Entries from a visual dataset

_____

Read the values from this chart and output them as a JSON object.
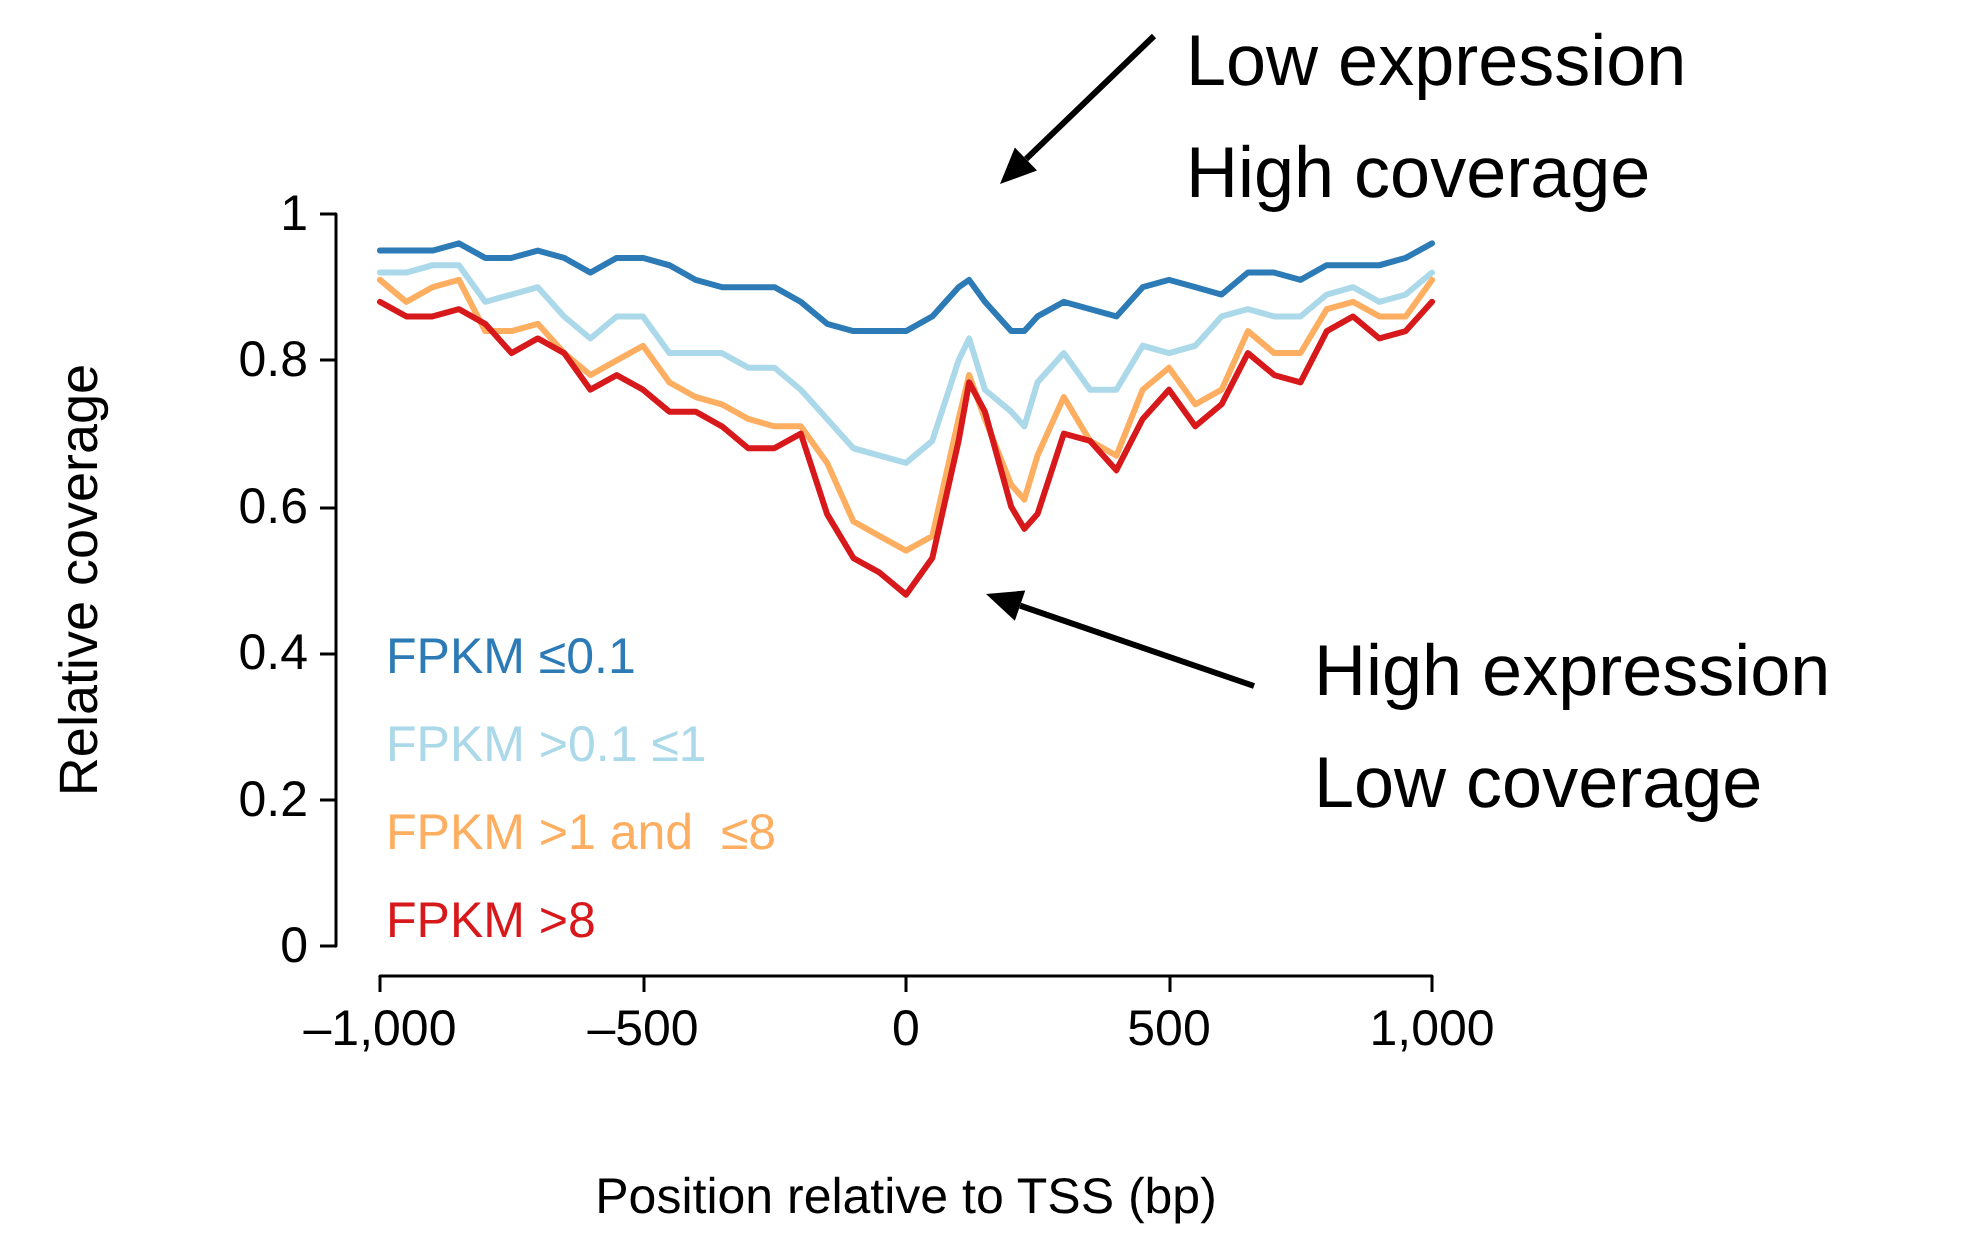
{
  "chart_data": {
    "type": "line",
    "xlabel": "Position relative to TSS (bp)",
    "ylabel": "Relative coverage",
    "x": [
      -1000,
      -950,
      -900,
      -850,
      -800,
      -750,
      -700,
      -650,
      -600,
      -550,
      -500,
      -450,
      -400,
      -350,
      -300,
      -250,
      -200,
      -150,
      -100,
      -50,
      0,
      50,
      100,
      120,
      150,
      200,
      225,
      250,
      300,
      350,
      400,
      450,
      500,
      550,
      600,
      650,
      700,
      750,
      800,
      850,
      900,
      950,
      1000
    ],
    "series": [
      {
        "name": "FPKM ≤0.1",
        "color": "#2c7bb6",
        "values": [
          0.95,
          0.95,
          0.95,
          0.96,
          0.94,
          0.94,
          0.95,
          0.94,
          0.92,
          0.94,
          0.94,
          0.93,
          0.91,
          0.9,
          0.9,
          0.9,
          0.88,
          0.85,
          0.84,
          0.84,
          0.84,
          0.86,
          0.9,
          0.91,
          0.88,
          0.84,
          0.84,
          0.86,
          0.88,
          0.87,
          0.86,
          0.9,
          0.91,
          0.9,
          0.89,
          0.92,
          0.92,
          0.91,
          0.93,
          0.93,
          0.93,
          0.94,
          0.96
        ]
      },
      {
        "name": "FPKM >0.1 ≤1",
        "color": "#abd9e9",
        "values": [
          0.92,
          0.92,
          0.93,
          0.93,
          0.88,
          0.89,
          0.9,
          0.86,
          0.83,
          0.86,
          0.86,
          0.81,
          0.81,
          0.81,
          0.79,
          0.79,
          0.76,
          0.72,
          0.68,
          0.67,
          0.66,
          0.69,
          0.8,
          0.83,
          0.76,
          0.73,
          0.71,
          0.77,
          0.81,
          0.76,
          0.76,
          0.82,
          0.81,
          0.82,
          0.86,
          0.87,
          0.86,
          0.86,
          0.89,
          0.9,
          0.88,
          0.89,
          0.92
        ]
      },
      {
        "name": "FPKM >1 and  ≤8",
        "color": "#fdae61",
        "values": [
          0.91,
          0.88,
          0.9,
          0.91,
          0.84,
          0.84,
          0.85,
          0.81,
          0.78,
          0.8,
          0.82,
          0.77,
          0.75,
          0.74,
          0.72,
          0.71,
          0.71,
          0.66,
          0.58,
          0.56,
          0.54,
          0.56,
          0.72,
          0.78,
          0.72,
          0.63,
          0.61,
          0.67,
          0.75,
          0.69,
          0.67,
          0.76,
          0.79,
          0.74,
          0.76,
          0.84,
          0.81,
          0.81,
          0.87,
          0.88,
          0.86,
          0.86,
          0.91
        ]
      },
      {
        "name": "FPKM >8",
        "color": "#d7191c",
        "values": [
          0.88,
          0.86,
          0.86,
          0.87,
          0.85,
          0.81,
          0.83,
          0.81,
          0.76,
          0.78,
          0.76,
          0.73,
          0.73,
          0.71,
          0.68,
          0.68,
          0.7,
          0.59,
          0.53,
          0.51,
          0.48,
          0.53,
          0.69,
          0.77,
          0.73,
          0.6,
          0.57,
          0.59,
          0.7,
          0.69,
          0.65,
          0.72,
          0.76,
          0.71,
          0.74,
          0.81,
          0.78,
          0.77,
          0.84,
          0.86,
          0.83,
          0.84,
          0.88
        ]
      }
    ],
    "xlim": [
      -1000,
      1000
    ],
    "xticks": [
      {
        "value": -1000,
        "label": "–1,000"
      },
      {
        "value": -500,
        "label": "–500"
      },
      0,
      500,
      {
        "value": 1000,
        "label": "1,000"
      }
    ],
    "ylim": [
      0,
      1
    ],
    "yticks": [
      0,
      0.2,
      0.4,
      0.6,
      0.8,
      1
    ],
    "grid": false,
    "legend": "bottom left",
    "marker": "none",
    "line_style": "solid",
    "annotations": [
      "Low expression\nHigh coverage",
      "High expression\nLow coverage"
    ]
  }
}
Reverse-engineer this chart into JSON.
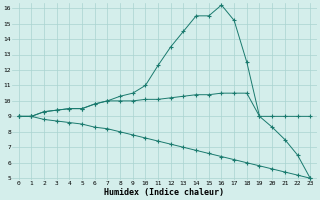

_____

Written instruction:
Return every line above that contains the word "FPKM".

Written answer:
        "name": "FPKM ≤0.1",
        "name": "FPKM >0.1 ≤1",
        "name": "FPKM >1 and  ≤8",
        "name": "FPKM >8",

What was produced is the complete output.